<<<<

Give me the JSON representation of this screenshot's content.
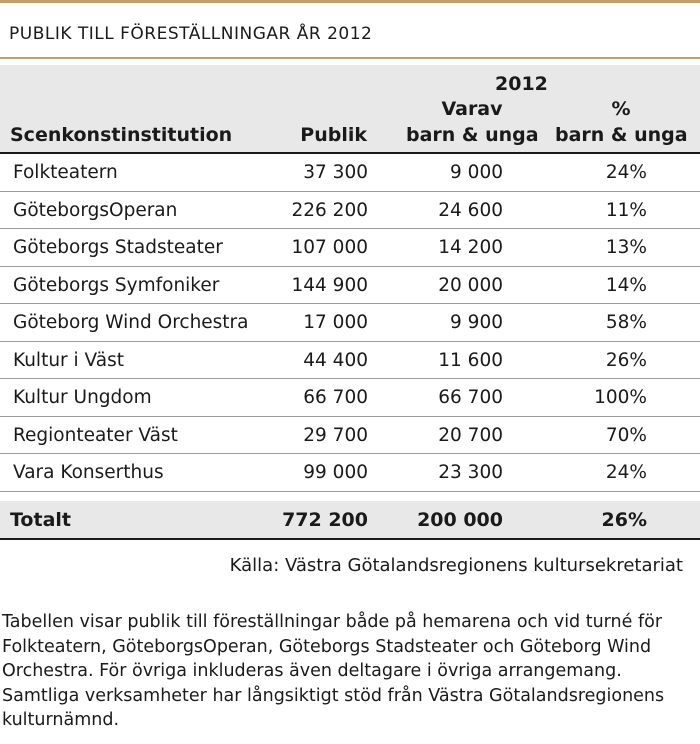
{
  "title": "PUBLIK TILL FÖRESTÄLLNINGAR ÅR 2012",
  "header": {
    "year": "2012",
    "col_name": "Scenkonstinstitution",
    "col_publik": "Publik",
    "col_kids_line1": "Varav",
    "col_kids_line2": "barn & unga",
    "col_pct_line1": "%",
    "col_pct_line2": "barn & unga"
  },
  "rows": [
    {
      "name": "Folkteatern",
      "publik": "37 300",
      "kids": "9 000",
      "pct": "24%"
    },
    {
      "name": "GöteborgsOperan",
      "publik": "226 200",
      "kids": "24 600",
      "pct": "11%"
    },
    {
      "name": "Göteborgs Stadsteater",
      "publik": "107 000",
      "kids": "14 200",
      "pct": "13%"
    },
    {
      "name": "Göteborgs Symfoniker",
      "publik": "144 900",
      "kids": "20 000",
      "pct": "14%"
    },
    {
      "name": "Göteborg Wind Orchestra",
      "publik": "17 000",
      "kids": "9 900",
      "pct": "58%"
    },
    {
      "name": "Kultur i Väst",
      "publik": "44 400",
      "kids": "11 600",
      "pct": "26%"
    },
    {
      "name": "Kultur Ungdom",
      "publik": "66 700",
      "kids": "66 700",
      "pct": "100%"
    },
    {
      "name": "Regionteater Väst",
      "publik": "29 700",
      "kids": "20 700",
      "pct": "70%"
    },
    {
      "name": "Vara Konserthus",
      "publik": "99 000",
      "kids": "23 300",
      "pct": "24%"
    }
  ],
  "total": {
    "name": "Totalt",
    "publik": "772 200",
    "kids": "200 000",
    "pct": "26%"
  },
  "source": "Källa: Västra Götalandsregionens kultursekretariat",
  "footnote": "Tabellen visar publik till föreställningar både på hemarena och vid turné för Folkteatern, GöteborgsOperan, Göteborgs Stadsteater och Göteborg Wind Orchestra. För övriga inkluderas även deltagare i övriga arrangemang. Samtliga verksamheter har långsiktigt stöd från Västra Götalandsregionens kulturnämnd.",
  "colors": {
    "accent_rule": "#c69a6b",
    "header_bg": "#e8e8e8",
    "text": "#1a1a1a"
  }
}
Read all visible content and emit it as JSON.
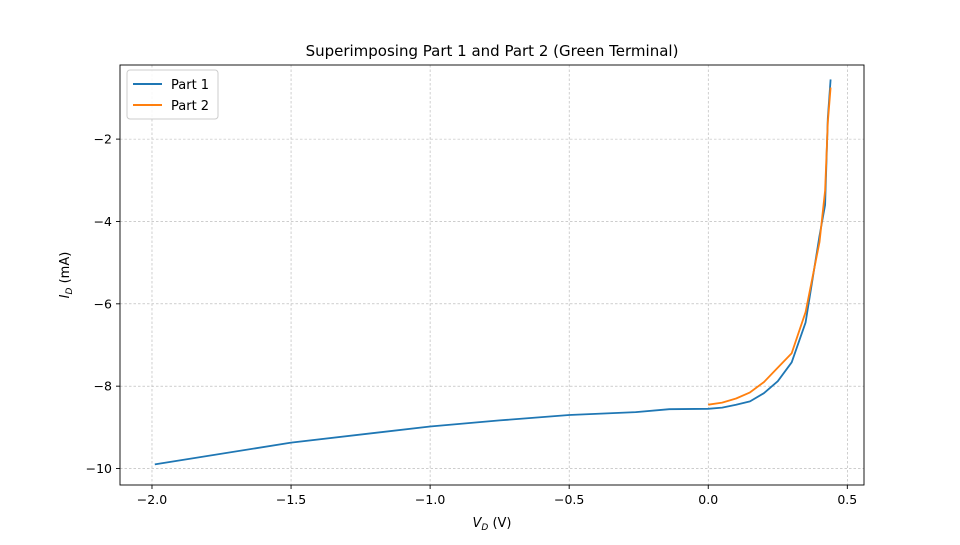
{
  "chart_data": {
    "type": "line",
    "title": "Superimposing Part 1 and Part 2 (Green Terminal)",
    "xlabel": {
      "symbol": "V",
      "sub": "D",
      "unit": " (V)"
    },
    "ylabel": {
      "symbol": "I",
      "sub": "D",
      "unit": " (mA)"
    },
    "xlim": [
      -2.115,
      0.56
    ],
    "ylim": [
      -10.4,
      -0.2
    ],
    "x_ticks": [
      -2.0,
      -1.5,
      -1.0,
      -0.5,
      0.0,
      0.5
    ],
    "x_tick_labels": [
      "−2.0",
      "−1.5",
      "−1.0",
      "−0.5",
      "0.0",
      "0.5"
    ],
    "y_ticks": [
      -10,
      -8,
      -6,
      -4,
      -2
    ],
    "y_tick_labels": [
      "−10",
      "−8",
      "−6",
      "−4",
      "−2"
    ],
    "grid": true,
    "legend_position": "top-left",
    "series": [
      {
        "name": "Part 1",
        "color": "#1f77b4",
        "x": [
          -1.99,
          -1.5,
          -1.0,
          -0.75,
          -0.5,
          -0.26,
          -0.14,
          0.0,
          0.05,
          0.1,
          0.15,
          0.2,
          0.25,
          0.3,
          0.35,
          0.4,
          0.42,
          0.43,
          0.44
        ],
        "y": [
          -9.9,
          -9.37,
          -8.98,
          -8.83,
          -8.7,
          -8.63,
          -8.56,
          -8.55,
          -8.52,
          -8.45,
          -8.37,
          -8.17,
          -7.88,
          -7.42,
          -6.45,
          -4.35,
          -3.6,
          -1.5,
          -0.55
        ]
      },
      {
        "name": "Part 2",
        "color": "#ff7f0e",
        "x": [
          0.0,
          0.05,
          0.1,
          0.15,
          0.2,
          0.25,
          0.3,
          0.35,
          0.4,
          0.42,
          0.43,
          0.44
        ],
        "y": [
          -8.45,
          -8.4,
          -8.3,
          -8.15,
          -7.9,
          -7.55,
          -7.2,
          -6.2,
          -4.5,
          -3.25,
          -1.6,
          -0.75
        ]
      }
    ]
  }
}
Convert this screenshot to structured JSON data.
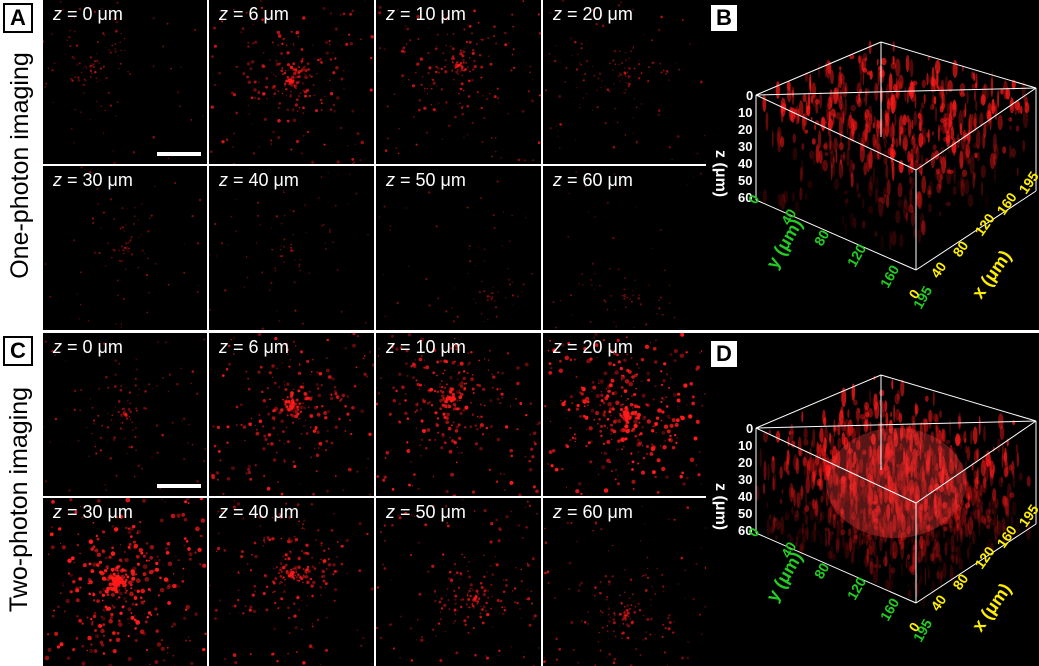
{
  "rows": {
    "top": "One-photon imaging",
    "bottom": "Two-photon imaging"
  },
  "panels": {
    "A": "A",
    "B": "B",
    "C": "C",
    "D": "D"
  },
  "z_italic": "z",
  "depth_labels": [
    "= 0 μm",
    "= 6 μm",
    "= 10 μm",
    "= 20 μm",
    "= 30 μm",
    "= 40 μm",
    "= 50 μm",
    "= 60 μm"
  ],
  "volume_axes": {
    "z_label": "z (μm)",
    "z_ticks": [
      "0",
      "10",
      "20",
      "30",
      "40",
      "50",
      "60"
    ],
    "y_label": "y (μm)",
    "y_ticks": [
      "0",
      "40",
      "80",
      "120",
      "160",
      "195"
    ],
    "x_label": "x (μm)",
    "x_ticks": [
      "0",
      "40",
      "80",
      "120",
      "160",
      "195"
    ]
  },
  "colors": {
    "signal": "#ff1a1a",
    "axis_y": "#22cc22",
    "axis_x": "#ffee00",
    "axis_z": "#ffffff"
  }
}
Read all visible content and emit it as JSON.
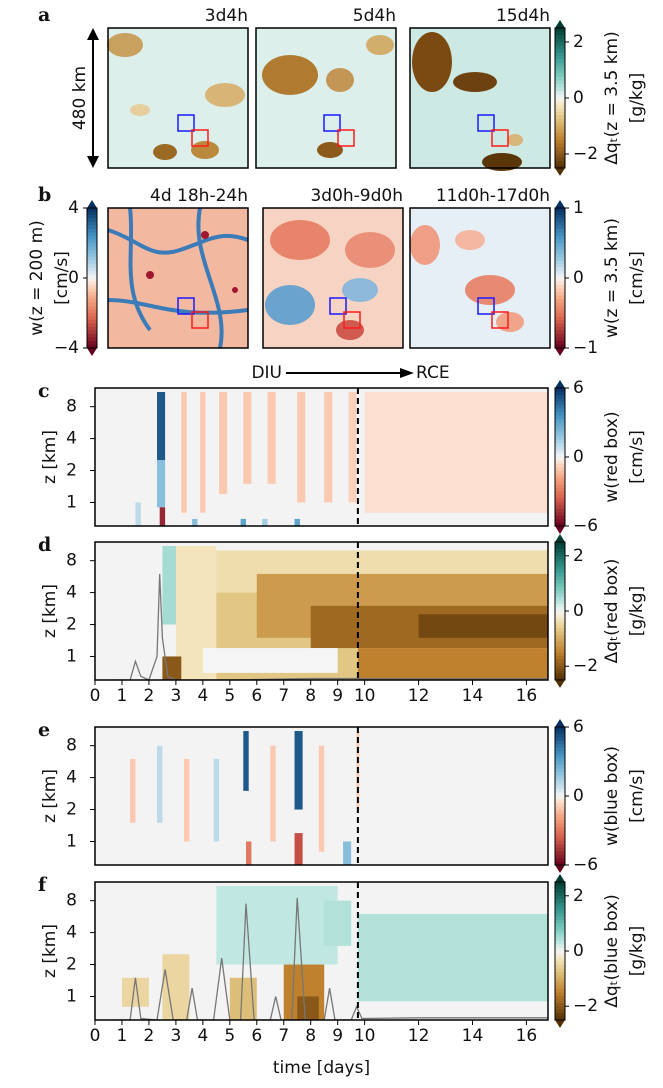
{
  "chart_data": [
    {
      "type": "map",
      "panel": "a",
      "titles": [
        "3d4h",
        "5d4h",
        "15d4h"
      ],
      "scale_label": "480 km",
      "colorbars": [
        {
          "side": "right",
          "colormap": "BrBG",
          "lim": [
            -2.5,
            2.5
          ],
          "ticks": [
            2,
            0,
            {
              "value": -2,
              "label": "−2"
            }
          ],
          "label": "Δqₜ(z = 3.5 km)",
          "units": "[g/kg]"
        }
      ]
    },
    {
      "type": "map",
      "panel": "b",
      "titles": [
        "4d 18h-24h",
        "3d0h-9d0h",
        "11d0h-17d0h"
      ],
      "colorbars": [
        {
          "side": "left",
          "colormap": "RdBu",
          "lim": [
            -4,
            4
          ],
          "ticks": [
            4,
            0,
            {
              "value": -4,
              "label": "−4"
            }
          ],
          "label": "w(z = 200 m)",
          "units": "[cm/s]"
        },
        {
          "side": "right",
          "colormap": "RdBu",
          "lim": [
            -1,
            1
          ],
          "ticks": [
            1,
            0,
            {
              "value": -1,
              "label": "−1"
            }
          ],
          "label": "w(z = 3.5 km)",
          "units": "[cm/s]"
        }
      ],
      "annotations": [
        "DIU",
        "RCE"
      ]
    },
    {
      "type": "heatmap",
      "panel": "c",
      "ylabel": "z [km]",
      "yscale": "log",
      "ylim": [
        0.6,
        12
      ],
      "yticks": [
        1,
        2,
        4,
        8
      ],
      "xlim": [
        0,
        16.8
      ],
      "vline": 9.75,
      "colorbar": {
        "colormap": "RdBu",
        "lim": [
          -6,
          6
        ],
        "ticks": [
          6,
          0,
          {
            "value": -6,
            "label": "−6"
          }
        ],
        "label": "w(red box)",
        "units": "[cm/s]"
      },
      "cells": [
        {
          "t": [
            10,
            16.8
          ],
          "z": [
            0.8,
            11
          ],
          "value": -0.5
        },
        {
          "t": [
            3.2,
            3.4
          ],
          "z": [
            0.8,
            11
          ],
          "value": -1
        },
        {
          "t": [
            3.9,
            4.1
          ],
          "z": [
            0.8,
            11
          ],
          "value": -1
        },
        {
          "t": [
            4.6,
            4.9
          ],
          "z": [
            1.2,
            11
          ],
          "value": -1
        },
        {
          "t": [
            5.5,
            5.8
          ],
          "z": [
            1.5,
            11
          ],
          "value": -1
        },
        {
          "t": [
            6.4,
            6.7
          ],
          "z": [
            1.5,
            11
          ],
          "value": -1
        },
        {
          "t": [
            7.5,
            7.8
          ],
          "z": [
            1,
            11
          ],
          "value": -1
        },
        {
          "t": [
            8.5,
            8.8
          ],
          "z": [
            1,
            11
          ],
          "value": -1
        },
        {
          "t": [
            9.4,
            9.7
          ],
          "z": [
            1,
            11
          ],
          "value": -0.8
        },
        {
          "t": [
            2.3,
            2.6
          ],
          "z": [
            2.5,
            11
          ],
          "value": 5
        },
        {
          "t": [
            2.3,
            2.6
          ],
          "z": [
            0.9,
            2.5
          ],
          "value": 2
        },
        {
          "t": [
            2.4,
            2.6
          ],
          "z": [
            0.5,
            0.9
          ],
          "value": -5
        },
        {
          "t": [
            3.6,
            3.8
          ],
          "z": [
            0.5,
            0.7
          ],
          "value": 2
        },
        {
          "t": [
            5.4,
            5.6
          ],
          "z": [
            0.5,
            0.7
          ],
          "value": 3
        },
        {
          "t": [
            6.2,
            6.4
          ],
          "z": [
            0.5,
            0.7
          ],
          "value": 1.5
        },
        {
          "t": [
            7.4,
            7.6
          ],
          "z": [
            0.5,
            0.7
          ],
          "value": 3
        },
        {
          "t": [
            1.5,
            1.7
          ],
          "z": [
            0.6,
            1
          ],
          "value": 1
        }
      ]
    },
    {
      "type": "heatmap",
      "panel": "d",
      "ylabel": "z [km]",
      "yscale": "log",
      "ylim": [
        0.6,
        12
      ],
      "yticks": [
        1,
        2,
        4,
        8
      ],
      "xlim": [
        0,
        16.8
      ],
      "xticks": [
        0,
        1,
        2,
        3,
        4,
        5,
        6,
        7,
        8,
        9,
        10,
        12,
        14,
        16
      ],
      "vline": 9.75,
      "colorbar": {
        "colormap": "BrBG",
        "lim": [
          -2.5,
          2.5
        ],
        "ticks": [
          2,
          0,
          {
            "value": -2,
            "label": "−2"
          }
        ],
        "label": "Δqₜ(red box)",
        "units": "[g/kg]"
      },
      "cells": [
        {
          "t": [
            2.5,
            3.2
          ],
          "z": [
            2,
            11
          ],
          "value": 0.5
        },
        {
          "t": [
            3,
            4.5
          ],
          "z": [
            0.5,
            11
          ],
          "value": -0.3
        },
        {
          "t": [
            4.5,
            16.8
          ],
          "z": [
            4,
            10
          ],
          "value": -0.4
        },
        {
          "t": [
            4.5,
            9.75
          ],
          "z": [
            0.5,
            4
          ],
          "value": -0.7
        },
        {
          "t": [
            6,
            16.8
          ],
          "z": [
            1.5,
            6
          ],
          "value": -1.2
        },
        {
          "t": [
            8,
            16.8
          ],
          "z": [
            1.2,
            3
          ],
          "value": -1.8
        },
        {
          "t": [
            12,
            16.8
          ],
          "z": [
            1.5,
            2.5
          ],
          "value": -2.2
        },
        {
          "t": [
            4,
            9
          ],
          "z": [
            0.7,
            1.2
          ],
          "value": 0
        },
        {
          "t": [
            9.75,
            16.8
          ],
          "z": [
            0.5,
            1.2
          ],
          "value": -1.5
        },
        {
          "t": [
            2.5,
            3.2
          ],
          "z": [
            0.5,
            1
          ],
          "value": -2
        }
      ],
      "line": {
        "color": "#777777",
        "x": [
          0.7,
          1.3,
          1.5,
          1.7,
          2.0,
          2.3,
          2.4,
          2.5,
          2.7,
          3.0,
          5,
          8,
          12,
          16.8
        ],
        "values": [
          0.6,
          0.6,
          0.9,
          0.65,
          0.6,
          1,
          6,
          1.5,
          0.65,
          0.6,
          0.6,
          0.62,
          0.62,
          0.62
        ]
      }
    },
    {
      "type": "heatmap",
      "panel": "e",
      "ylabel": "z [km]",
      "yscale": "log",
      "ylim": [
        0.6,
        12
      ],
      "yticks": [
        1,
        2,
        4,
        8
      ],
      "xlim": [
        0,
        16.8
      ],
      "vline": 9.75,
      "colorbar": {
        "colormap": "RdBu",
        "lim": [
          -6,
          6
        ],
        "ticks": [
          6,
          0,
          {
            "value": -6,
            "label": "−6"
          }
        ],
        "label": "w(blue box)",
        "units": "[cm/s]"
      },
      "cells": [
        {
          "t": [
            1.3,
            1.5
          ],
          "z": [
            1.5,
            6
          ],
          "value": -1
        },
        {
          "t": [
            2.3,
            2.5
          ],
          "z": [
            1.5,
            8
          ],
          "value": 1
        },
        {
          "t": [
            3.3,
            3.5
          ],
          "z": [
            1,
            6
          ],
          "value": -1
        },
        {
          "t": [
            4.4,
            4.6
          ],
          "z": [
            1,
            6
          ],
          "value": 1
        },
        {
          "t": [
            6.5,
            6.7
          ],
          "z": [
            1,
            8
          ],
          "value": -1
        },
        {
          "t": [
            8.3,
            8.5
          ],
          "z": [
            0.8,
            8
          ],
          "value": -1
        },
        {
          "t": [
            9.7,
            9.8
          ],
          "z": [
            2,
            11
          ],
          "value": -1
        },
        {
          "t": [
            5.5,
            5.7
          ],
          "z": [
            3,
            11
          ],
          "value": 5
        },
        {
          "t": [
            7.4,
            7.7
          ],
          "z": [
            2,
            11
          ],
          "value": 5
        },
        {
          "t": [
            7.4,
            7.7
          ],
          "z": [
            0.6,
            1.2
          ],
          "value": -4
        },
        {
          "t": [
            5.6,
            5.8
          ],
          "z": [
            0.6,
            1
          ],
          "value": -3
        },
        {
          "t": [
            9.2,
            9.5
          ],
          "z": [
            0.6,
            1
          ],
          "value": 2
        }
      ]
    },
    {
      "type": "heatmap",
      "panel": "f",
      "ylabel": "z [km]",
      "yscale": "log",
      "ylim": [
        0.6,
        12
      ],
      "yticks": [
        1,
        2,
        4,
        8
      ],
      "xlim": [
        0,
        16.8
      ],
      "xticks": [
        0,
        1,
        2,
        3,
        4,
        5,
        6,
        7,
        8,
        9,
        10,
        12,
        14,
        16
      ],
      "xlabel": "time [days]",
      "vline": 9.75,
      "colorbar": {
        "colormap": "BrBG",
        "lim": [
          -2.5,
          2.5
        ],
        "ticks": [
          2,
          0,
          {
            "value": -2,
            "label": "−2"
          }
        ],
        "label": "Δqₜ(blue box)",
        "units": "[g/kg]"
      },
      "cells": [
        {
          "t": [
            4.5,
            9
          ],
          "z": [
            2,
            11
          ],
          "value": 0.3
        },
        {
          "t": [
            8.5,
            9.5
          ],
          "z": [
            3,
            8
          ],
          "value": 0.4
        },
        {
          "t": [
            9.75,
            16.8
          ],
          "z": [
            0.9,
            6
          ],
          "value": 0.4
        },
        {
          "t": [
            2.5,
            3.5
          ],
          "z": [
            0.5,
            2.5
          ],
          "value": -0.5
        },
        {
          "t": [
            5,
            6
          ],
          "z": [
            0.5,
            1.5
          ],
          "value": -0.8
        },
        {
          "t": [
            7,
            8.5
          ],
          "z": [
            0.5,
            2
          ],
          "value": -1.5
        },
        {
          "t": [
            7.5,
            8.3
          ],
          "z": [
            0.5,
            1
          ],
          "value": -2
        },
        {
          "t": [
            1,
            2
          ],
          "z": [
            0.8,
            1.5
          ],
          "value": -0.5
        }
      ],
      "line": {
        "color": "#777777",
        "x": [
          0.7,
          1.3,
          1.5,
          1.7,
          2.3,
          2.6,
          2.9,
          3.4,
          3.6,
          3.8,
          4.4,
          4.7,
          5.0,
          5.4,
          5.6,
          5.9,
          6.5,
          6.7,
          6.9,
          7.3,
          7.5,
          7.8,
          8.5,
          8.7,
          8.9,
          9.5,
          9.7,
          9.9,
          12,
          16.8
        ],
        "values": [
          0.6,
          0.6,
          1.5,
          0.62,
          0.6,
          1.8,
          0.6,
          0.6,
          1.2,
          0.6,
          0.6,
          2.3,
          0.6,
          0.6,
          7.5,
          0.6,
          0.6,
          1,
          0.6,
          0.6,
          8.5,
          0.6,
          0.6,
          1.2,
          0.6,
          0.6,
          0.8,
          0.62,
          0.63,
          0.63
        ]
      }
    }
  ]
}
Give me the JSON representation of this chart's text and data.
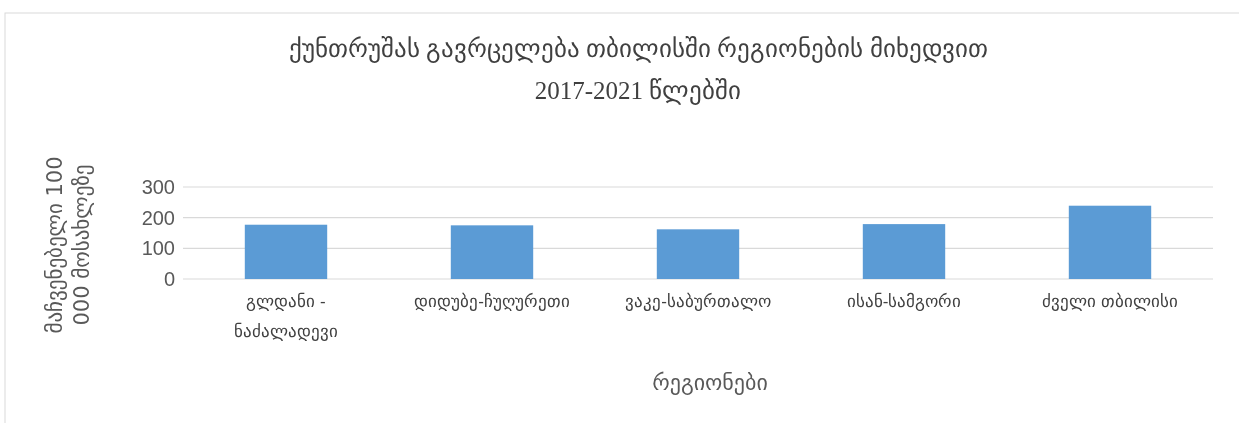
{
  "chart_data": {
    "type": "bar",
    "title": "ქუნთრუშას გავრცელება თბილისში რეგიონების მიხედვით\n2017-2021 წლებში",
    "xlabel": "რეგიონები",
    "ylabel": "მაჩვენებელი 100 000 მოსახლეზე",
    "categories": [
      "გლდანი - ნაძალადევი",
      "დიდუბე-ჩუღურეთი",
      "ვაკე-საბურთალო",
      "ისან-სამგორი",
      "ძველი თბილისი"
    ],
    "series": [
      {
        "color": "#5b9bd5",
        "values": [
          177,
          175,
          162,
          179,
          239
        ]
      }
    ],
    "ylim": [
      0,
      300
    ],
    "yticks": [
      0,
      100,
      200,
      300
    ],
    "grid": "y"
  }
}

>>>>

» DIRECTIONS:
Go through the material above and copy each line that has the word "Orchestra".

» TASK SOLUTION:
      "name": "Göteborg Wind Orchestra",
  "footnote": "Tabellen visar publik till föreställningar både på hemarena och vid turné för Folkteatern, GöteborgsOperan, Göteborgs Stadsteater och Göteborg Wind Orchestra. För övriga inkluderas även deltagare i övriga arrangemang. Samtliga verksamheter har långsiktigt stöd från Västra Götalandsregionens kulturnämnd.",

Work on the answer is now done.